Identify all lines in the data containing the string "name". Copy them out.

═════ RECORDED INFORMATION ═════

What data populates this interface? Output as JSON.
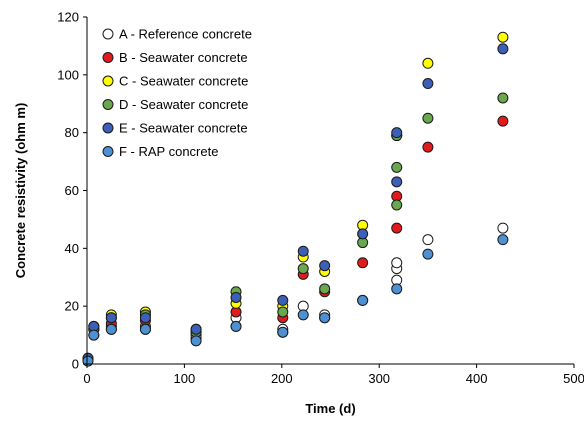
{
  "chart_data": {
    "type": "scatter",
    "xlabel": "Time (d)",
    "ylabel": "Concrete resistivity (ohm m)",
    "xlim": [
      0,
      500
    ],
    "ylim": [
      0,
      120
    ],
    "xticks": [
      0,
      100,
      200,
      300,
      400,
      500
    ],
    "yticks": [
      0,
      20,
      40,
      60,
      80,
      100,
      120
    ],
    "grid": false,
    "legend_position": "top-left",
    "series": [
      {
        "name": "A - Reference concrete",
        "color": "#ffffff",
        "points": [
          [
            1,
            1.5
          ],
          [
            7,
            10
          ],
          [
            7,
            12
          ],
          [
            25,
            13
          ],
          [
            25,
            12
          ],
          [
            60,
            13
          ],
          [
            60,
            12
          ],
          [
            112,
            9
          ],
          [
            112,
            10
          ],
          [
            153,
            13
          ],
          [
            153,
            16
          ],
          [
            201,
            11
          ],
          [
            201,
            12
          ],
          [
            222,
            20
          ],
          [
            244,
            16
          ],
          [
            244,
            17
          ],
          [
            283,
            22
          ],
          [
            318,
            29
          ],
          [
            318,
            33
          ],
          [
            318,
            35
          ],
          [
            350,
            43
          ],
          [
            427,
            47
          ]
        ]
      },
      {
        "name": "B - Seawater concrete",
        "color": "#e31a1c",
        "points": [
          [
            1,
            1.5
          ],
          [
            7,
            12
          ],
          [
            25,
            14
          ],
          [
            60,
            15
          ],
          [
            112,
            11
          ],
          [
            153,
            18
          ],
          [
            201,
            16
          ],
          [
            222,
            31
          ],
          [
            244,
            25
          ],
          [
            283,
            35
          ],
          [
            318,
            47
          ],
          [
            318,
            58
          ],
          [
            350,
            75
          ],
          [
            427,
            84
          ]
        ]
      },
      {
        "name": "C - Seawater concrete",
        "color": "#ffff00",
        "points": [
          [
            1,
            2
          ],
          [
            7,
            13
          ],
          [
            25,
            17
          ],
          [
            60,
            18
          ],
          [
            112,
            12
          ],
          [
            153,
            21
          ],
          [
            201,
            20
          ],
          [
            222,
            37
          ],
          [
            244,
            32
          ],
          [
            283,
            48
          ],
          [
            318,
            79
          ],
          [
            350,
            104
          ],
          [
            427,
            113
          ]
        ]
      },
      {
        "name": "D - Seawater concrete",
        "color": "#6aa84f",
        "points": [
          [
            1,
            1.5
          ],
          [
            7,
            12
          ],
          [
            25,
            16
          ],
          [
            60,
            17
          ],
          [
            112,
            11
          ],
          [
            153,
            25
          ],
          [
            201,
            18
          ],
          [
            222,
            33
          ],
          [
            244,
            26
          ],
          [
            283,
            42
          ],
          [
            318,
            55
          ],
          [
            318,
            68
          ],
          [
            318,
            79
          ],
          [
            350,
            85
          ],
          [
            427,
            92
          ]
        ]
      },
      {
        "name": "E - Seawater concrete",
        "color": "#3c5fb7",
        "points": [
          [
            1,
            2
          ],
          [
            7,
            13
          ],
          [
            25,
            16
          ],
          [
            60,
            16
          ],
          [
            112,
            12
          ],
          [
            153,
            23
          ],
          [
            201,
            22
          ],
          [
            222,
            39
          ],
          [
            244,
            34
          ],
          [
            283,
            45
          ],
          [
            318,
            63
          ],
          [
            318,
            80
          ],
          [
            350,
            97
          ],
          [
            427,
            109
          ]
        ]
      },
      {
        "name": "F - RAP concrete",
        "color": "#4e91d2",
        "points": [
          [
            1,
            1
          ],
          [
            7,
            10
          ],
          [
            25,
            12
          ],
          [
            60,
            12
          ],
          [
            112,
            8
          ],
          [
            153,
            13
          ],
          [
            201,
            11
          ],
          [
            222,
            17
          ],
          [
            244,
            16
          ],
          [
            283,
            22
          ],
          [
            318,
            26
          ],
          [
            350,
            38
          ],
          [
            427,
            43
          ]
        ]
      }
    ]
  }
}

═════

• WRITTEN REPLY:
        "name": "A - Reference concrete",
        "name": "B - Seawater concrete",
        "name": "C - Seawater concrete",
        "name": "D - Seawater concrete",
        "name": "E - Seawater concrete",
        "name": "F - RAP concrete",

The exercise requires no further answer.